** What the task asks **
Pull every line with the word "DivxRenamer" out of the entries below.

[BEGIN]

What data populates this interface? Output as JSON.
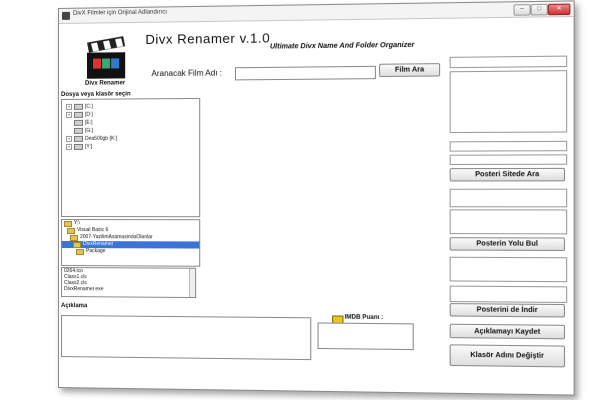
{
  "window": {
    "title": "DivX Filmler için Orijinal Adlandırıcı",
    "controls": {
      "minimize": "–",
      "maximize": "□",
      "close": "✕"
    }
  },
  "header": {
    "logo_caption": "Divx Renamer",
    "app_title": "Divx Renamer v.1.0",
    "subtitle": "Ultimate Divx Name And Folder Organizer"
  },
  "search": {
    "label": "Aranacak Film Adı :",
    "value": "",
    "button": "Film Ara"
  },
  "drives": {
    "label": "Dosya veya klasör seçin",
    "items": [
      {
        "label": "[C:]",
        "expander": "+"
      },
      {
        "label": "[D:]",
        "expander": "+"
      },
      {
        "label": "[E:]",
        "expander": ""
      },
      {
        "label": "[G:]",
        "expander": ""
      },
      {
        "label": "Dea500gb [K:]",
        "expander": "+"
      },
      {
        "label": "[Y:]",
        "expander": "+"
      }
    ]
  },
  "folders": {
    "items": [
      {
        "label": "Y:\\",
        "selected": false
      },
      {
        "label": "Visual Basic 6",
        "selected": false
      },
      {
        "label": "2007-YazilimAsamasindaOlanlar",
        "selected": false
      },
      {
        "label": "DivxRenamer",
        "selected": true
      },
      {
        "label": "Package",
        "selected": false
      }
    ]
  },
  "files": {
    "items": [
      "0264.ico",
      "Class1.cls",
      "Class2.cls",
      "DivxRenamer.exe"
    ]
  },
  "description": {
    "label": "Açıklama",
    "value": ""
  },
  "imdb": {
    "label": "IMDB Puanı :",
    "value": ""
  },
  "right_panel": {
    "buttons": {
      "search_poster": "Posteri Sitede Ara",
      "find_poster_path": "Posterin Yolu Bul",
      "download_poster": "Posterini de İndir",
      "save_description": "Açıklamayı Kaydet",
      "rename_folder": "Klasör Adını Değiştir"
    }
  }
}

[END]

** Task answer **
        "label": "DivxRenamer",
      "DivxRenamer.exe"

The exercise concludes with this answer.